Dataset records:
[BEGIN]

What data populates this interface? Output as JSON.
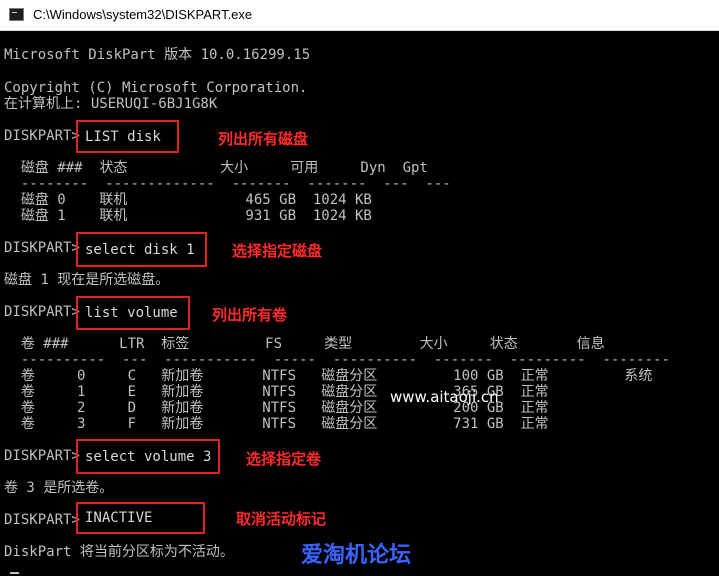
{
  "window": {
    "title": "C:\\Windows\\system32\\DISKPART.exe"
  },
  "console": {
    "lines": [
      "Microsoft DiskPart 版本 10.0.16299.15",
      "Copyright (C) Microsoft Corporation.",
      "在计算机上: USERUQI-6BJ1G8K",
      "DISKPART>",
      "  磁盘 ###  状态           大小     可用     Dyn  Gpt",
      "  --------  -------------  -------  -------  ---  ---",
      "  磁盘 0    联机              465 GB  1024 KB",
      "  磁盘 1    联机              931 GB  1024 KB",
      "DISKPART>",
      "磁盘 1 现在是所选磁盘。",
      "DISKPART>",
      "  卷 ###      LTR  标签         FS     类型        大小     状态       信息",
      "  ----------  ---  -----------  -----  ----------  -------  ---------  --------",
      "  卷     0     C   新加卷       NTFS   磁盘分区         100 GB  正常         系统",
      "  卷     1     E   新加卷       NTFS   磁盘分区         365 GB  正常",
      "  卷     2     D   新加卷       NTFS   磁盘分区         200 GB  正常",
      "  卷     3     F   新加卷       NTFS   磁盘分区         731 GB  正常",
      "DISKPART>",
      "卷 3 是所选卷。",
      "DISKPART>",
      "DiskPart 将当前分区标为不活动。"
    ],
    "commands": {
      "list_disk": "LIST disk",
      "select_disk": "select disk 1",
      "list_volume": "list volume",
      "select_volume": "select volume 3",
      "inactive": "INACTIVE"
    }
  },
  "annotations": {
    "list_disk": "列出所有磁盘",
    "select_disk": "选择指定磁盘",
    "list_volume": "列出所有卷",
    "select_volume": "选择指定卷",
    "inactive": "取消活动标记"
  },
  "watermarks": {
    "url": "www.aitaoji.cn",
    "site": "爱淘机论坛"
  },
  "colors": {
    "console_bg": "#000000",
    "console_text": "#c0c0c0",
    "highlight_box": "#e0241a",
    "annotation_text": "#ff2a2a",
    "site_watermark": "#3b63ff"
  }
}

[END]

◆ What is required
Reproduce the listing word for word and omit its pictures.

◆ Answer in full
What data populates this interface? Output as JSON.
{
  "window": {
    "title": "C:\\Windows\\system32\\DISKPART.exe"
  },
  "console": {
    "lines": [
      "Microsoft DiskPart 版本 10.0.16299.15",
      "Copyright (C) Microsoft Corporation.",
      "在计算机上: USERUQI-6BJ1G8K",
      "DISKPART>",
      "  磁盘 ###  状态           大小     可用     Dyn  Gpt",
      "  --------  -------------  -------  -------  ---  ---",
      "  磁盘 0    联机              465 GB  1024 KB",
      "  磁盘 1    联机              931 GB  1024 KB",
      "DISKPART>",
      "磁盘 1 现在是所选磁盘。",
      "DISKPART>",
      "  卷 ###      LTR  标签         FS     类型        大小     状态       信息",
      "  ----------  ---  -----------  -----  ----------  -------  ---------  --------",
      "  卷     0     C   新加卷       NTFS   磁盘分区         100 GB  正常         系统",
      "  卷     1     E   新加卷       NTFS   磁盘分区         365 GB  正常",
      "  卷     2     D   新加卷       NTFS   磁盘分区         200 GB  正常",
      "  卷     3     F   新加卷       NTFS   磁盘分区         731 GB  正常",
      "DISKPART>",
      "卷 3 是所选卷。",
      "DISKPART>",
      "DiskPart 将当前分区标为不活动。"
    ],
    "commands": {
      "list_disk": "LIST disk",
      "select_disk": "select disk 1",
      "list_volume": "list volume",
      "select_volume": "select volume 3",
      "inactive": "INACTIVE"
    }
  },
  "annotations": {
    "list_disk": "列出所有磁盘",
    "select_disk": "选择指定磁盘",
    "list_volume": "列出所有卷",
    "select_volume": "选择指定卷",
    "inactive": "取消活动标记"
  },
  "watermarks": {
    "url": "www.aitaoji.cn",
    "site": "爱淘机论坛"
  },
  "colors": {
    "console_bg": "#000000",
    "console_text": "#c0c0c0",
    "highlight_box": "#e0241a",
    "annotation_text": "#ff2a2a",
    "site_watermark": "#3b63ff"
  }
}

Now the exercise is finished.